Moreover, the re-examination results of microscopy and PCRs were in agreement with the original tests. The results of slides were identical to each other, tested by two different microscopists from Guizhou provincial CDC and NIPD respectively. Besides, the result of gel electrophoresis showed that cox I and18s rRNA genes were successfully amplified as a result of P. falciparum with the band around 200 bp (18s rRNA) and 620 bp (cox I) from two Guiyang City samples and the P. falciparum positive control by two methods mentioned above separately; and one sample from Congjiang County and the P. vivax positive control was detected as P. vivax around 120 bp (18s rRNA) and 220 bp (cox I) based on these two target genes; all the rest of the samples were negative.
Malaria has been a major public health problem historically in China, and China has made an impact on malaria disease burden with successful large-scale malaria control activities nationwide [10, 11] and is now entering an age of malaria elimination since the Action Plan of China Malaria Elimination (2010–2020) was presented. In recent years, the number of malaria cases in China has been declining, with a yearly average of 46.09% ; most areas are free of endemic malaria, and some are in the low prevalence, this includes Guizhou, a western province bordering with Yunnan, Sichuan, Chongqing, Guangxi and Hunan Provinces/Municipalities/Autonomous Regions .
Generally in low transmission areas, due to the existence of asymptomatic and low parasitaemia malaria patients, prompt and effective detection/diagnosis has been a problem. Although light microscopy can characterize and quantify Plasmodium parasites rapidly and is the operational gold standard in control and elimination settings [14, 15], the asymptomatic and micro-parasitaemia infections are beyond its detective capability [16–18]. As a result, PCR has got to be recognized as the reliable and sensitive method for malaria diagnosis, particularly to detect the submicroscopy Plasmodium infection, and it can identify morphologically similar species [19–21]. The methods of detecting circulating parasites by demonstrating parasite DNA through PCR assays based on 18s rRNA gene represent the overall gold standard of malaria diagnostics .
However in Guizhou Province, the problem is not just the asymptomatic and low-parasitaemia infection under low malaria transmission, but also that most malaria cases were reported having clinical malaria symptoms and susceptible to the anti-malarial drugs, but with no laboratory evidence of Plasmodium infection. In view of uncertainty in the real malaria burden of Guizhou Province, this study using retrospective design and comprehensive crosscheck approaches of case document review, case interview, microscopy and the more sensitive PCRs, attempted to understand the real malaria infections including both the asymptomatic and symptomatic, and tried to identify the differences between the results by light microscopy and PCR in such a context.

ACTIVITY
Continue the passage on malaria diagnosis in Guizhou Province from where it stops.

Document structure recognition data
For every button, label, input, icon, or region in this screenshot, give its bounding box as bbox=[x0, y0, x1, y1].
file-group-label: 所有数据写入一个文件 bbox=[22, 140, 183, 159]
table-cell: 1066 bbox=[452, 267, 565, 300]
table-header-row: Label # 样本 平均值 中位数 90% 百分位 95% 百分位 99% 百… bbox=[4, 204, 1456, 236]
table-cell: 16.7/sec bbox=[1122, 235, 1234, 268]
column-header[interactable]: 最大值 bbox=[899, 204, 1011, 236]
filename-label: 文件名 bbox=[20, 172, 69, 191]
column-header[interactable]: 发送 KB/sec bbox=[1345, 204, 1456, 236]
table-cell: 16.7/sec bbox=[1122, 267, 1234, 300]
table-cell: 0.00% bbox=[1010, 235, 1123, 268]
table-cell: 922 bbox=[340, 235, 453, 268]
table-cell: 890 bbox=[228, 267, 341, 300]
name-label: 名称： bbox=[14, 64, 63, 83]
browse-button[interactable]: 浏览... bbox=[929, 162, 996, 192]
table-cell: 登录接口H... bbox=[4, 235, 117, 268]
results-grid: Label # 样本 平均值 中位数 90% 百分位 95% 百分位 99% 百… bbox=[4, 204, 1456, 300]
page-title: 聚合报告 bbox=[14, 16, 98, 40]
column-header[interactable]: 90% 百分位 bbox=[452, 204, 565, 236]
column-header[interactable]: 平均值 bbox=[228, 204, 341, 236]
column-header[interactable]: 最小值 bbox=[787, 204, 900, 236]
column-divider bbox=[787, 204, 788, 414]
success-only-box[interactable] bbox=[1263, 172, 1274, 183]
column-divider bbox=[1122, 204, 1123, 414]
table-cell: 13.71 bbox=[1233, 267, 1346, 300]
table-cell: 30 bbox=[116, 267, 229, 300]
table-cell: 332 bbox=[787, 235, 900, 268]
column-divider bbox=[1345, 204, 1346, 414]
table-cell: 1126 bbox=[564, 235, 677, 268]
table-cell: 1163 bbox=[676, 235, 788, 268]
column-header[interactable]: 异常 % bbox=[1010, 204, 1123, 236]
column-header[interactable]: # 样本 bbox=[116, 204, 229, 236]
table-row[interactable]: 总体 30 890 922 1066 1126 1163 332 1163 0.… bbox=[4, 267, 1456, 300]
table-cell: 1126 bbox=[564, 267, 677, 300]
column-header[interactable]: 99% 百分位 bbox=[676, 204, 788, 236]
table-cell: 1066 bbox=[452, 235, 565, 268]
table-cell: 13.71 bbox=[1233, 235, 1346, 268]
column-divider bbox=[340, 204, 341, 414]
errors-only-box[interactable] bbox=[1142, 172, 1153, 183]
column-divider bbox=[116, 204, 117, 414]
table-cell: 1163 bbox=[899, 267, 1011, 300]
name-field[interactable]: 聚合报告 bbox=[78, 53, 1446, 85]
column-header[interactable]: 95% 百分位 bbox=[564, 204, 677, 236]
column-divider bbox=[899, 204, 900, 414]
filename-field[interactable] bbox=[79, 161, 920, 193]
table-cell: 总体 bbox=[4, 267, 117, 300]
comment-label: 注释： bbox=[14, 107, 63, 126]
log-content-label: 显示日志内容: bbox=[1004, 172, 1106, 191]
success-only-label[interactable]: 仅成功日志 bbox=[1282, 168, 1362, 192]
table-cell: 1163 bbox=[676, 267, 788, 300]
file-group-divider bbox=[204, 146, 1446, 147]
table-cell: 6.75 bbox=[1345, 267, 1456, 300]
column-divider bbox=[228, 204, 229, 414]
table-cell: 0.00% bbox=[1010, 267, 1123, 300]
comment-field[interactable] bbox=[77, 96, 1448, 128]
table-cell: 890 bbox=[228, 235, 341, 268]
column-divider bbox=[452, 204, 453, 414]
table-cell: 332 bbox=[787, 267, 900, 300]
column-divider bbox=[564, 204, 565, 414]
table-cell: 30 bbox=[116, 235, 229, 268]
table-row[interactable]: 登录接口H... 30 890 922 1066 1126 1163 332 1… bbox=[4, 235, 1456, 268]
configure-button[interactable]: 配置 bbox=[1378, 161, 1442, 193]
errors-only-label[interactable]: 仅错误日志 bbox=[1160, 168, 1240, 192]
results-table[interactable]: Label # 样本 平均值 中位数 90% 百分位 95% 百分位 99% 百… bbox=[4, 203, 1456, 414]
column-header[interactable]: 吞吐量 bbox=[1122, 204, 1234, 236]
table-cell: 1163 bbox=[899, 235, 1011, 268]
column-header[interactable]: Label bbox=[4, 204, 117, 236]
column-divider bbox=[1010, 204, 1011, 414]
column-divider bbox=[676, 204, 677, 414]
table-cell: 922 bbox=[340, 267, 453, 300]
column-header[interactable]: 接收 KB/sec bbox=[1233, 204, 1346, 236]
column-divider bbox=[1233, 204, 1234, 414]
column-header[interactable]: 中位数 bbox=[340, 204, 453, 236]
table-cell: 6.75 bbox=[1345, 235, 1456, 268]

EXPECTED OUTPUT
In this study, in order to ensure the accuracy of pathogenic confirmation, besides light microscopy, two kinds of PCR were used. One is nested PCR based on 18s rRNA gene, and the other is Tag-primer nested/multiplex PCR (UT-PCR) based on cytochrome oxidase gene (cox I). Nested PCR based on 18s rRNA gene  has been widely used in laboratories, clinics and field [23, 24] for Plasmodium characterization; it demonstrated that this method was much more efficient although there are limitations. UT-PCR based on cox I gene in this study showed both sensitivity and specificity were higher than 98% , and the detection limit of either P. falciparum or P. vivax reached one parasite/μl . Thus, random sampling, case document review, case interview, blood samples recheck or crosscheck through two PCRs combined with two experienced microscopists, were much more powerful for malaria detection/diagnosis theoretically.
In the present study, all the results from different methods were in good agreement with each other, and no inconsistent results were found against the reported cases information; however, the reason for clinically diagnosed patients remains unclear. It may be attributed to incorrect sampling or the clinically diagnosed patients infected with other pathogen rather than Plasmodium with symptoms similar to malaria, which were also susceptible to anti-malarial drugs. Although malaria diagnosis reference laboratory network has started in China since 2011, and several provincial reference laboratories have been set up in provincial CDC, respectively, it was suggested that clinicians should be trained for uniform and standardized sample collection and processing. Furthermore, it is recommended that more sensitive and specific techniques be used in malaria diagnosis, but no inconsistent results were found in this study.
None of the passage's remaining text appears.